[Material for this exercise]
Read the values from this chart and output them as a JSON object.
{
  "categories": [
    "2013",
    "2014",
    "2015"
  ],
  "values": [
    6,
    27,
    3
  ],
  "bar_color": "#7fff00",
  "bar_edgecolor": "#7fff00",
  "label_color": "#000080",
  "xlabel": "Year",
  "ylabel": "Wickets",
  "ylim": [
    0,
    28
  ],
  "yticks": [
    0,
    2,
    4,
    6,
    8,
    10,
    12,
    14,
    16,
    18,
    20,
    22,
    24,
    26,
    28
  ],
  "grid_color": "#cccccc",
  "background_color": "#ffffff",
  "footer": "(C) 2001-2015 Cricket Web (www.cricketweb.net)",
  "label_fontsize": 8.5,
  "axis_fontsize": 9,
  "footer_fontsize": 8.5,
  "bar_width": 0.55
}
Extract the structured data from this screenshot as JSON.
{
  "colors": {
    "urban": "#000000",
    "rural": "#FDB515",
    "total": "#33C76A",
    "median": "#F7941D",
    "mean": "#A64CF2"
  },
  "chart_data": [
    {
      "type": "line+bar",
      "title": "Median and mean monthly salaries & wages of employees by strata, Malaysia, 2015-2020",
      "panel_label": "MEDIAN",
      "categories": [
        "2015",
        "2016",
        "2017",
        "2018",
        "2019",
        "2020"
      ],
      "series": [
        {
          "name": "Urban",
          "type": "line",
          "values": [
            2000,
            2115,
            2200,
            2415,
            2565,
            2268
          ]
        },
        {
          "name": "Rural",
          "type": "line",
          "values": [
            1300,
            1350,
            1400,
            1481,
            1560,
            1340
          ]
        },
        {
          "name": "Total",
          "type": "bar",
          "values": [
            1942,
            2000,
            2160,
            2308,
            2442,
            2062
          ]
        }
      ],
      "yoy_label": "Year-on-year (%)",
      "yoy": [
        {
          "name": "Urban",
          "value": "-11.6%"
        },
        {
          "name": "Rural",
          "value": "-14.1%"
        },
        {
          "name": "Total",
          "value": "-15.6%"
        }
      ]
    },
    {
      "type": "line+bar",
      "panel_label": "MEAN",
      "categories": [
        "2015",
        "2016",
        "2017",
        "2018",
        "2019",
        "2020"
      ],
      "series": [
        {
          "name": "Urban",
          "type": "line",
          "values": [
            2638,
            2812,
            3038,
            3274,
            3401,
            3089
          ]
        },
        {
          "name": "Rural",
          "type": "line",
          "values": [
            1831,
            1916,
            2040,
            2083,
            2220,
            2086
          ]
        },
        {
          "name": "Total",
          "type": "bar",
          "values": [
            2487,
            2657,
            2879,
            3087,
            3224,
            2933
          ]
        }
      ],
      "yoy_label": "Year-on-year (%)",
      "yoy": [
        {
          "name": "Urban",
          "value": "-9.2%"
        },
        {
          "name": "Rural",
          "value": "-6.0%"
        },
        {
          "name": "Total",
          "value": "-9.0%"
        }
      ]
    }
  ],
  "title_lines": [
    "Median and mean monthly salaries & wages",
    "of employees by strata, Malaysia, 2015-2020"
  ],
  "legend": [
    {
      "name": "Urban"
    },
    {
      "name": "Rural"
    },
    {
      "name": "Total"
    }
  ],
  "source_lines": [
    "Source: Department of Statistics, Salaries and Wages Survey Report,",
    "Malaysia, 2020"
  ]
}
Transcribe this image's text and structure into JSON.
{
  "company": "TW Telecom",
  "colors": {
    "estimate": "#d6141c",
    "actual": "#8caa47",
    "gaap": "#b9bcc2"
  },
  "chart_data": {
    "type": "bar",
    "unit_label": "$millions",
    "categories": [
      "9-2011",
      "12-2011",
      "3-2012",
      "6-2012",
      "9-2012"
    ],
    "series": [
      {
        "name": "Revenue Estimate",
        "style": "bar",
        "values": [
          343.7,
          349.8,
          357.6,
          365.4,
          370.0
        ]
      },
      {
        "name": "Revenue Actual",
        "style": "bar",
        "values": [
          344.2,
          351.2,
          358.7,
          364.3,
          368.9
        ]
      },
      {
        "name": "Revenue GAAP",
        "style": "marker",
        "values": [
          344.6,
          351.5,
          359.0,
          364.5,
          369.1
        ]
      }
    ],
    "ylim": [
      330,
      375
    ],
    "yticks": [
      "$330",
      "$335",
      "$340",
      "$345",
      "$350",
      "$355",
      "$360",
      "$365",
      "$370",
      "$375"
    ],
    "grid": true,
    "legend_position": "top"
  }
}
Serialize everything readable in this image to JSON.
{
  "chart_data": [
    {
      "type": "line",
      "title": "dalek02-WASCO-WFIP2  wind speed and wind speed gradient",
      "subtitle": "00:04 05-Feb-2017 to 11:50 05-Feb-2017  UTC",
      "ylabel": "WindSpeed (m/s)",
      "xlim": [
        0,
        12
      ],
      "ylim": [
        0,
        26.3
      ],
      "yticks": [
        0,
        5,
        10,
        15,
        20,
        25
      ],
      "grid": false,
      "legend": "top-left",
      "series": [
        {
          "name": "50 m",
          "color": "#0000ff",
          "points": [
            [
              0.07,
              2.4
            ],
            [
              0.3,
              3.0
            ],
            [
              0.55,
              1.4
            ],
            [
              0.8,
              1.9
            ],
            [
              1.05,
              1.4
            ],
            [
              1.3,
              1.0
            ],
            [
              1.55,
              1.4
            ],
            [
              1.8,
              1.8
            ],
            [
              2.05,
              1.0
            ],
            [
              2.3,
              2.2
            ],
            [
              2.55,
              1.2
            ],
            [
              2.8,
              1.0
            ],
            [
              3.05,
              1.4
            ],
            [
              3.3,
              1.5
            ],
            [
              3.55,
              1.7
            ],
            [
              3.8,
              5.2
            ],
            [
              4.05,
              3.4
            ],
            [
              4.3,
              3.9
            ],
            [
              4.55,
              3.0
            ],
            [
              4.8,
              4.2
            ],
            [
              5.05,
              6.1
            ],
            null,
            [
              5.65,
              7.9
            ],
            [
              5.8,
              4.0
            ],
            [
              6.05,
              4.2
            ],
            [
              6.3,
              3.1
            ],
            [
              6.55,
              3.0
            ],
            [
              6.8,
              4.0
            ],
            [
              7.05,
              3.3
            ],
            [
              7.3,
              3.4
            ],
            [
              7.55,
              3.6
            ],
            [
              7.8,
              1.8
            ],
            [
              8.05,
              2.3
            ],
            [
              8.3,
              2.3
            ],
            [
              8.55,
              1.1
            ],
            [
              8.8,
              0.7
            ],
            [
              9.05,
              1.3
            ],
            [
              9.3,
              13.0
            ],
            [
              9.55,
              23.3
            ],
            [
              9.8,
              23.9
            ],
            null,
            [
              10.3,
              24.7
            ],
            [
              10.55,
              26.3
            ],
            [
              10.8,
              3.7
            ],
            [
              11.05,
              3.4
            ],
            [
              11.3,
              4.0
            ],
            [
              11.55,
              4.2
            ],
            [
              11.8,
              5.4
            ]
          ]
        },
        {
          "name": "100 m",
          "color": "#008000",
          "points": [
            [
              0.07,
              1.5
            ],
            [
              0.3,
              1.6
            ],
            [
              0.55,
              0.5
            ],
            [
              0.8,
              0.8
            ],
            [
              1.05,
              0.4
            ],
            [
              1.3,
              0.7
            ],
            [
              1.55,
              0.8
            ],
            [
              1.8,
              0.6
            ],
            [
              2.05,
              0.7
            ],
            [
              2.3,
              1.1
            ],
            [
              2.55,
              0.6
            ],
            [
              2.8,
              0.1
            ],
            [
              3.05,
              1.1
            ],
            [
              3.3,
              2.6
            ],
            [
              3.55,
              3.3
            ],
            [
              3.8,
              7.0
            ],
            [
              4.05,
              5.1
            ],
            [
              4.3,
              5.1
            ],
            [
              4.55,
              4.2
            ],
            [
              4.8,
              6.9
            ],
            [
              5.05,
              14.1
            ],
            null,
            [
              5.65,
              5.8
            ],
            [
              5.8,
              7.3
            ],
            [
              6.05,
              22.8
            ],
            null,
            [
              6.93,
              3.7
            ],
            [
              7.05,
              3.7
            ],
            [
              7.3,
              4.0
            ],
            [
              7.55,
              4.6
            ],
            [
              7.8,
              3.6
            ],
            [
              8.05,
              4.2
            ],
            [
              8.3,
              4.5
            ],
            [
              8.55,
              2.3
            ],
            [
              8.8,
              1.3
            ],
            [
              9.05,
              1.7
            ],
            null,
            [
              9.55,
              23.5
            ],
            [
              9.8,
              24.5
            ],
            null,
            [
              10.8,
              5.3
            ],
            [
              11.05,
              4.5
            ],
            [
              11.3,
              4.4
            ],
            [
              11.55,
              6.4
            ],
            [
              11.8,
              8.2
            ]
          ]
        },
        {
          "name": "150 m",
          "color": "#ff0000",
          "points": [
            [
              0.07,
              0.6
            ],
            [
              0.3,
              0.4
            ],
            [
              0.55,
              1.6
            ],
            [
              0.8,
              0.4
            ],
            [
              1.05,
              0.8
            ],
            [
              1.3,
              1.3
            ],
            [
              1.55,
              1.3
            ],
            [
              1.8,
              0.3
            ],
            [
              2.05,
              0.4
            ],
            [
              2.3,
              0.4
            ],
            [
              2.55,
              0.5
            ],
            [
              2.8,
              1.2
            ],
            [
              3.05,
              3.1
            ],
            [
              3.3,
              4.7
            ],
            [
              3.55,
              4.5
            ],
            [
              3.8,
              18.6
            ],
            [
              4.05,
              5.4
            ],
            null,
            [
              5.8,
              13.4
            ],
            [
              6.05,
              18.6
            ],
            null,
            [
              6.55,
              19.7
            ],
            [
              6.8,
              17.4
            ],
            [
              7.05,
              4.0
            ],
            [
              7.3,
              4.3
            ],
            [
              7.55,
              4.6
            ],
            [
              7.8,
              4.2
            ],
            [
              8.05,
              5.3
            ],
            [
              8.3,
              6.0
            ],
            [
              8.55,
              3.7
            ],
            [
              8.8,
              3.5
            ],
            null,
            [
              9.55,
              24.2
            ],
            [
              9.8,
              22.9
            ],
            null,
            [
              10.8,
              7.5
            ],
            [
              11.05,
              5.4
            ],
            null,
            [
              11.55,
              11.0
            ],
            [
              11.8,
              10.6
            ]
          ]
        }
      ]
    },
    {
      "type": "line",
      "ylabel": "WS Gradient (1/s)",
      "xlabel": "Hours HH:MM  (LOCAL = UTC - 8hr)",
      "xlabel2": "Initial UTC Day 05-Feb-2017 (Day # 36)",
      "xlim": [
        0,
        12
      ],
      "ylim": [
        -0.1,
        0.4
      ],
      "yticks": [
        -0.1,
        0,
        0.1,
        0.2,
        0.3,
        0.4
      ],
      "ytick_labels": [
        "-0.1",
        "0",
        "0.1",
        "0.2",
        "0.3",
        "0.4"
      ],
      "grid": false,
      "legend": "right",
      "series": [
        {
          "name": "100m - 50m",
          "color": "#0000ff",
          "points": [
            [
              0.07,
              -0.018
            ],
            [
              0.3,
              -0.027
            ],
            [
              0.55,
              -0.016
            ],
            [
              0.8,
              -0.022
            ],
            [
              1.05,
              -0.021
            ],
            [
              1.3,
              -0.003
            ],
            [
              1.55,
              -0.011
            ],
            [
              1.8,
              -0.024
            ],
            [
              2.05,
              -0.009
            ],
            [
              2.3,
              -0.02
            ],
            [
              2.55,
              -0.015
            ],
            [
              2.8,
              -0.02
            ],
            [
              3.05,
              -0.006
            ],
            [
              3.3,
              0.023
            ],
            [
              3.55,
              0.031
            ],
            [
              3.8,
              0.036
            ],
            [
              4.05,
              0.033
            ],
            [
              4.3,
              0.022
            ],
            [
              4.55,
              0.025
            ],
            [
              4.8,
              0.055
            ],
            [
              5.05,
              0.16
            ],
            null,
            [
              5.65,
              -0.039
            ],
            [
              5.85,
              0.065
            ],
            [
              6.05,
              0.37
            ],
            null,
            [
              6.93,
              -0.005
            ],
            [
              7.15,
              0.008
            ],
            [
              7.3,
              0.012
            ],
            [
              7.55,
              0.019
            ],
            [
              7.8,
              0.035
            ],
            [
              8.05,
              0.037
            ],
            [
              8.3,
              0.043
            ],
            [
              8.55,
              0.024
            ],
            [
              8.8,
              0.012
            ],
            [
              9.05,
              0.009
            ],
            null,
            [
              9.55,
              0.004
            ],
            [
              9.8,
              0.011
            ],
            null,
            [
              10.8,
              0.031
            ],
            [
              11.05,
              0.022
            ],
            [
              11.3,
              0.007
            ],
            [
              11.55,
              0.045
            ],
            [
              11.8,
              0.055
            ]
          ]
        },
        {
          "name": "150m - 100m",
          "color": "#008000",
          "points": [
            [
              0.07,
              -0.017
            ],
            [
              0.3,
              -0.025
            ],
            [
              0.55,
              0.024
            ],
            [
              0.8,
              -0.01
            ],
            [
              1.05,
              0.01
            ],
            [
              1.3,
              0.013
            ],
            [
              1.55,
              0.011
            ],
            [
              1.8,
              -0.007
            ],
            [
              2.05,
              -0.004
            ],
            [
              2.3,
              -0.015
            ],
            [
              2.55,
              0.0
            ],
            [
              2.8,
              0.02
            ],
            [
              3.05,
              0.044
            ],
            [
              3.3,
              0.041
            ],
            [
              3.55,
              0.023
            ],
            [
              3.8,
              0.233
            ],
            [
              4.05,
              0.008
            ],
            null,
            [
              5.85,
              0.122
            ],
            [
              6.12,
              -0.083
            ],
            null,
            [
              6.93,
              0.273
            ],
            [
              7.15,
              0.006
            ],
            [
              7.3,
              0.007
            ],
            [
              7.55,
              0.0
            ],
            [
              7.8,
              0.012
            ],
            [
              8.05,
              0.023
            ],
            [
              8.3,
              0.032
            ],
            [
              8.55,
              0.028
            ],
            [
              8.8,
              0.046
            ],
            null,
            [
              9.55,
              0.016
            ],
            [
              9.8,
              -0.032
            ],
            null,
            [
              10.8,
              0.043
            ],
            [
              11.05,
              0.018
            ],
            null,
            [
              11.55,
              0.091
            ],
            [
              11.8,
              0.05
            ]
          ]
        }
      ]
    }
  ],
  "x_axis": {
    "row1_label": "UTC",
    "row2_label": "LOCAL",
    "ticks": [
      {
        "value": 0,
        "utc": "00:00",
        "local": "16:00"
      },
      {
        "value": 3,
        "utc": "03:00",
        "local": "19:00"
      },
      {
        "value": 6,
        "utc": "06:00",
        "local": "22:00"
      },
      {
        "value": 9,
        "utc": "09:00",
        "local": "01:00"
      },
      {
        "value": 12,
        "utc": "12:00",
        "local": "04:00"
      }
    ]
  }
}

[Directive]
Show every line in the records above that contains the word "image".

[Worked answer]
Transcribe this image's text and structure into JSON.
Serialize everything readable in this image to JSON.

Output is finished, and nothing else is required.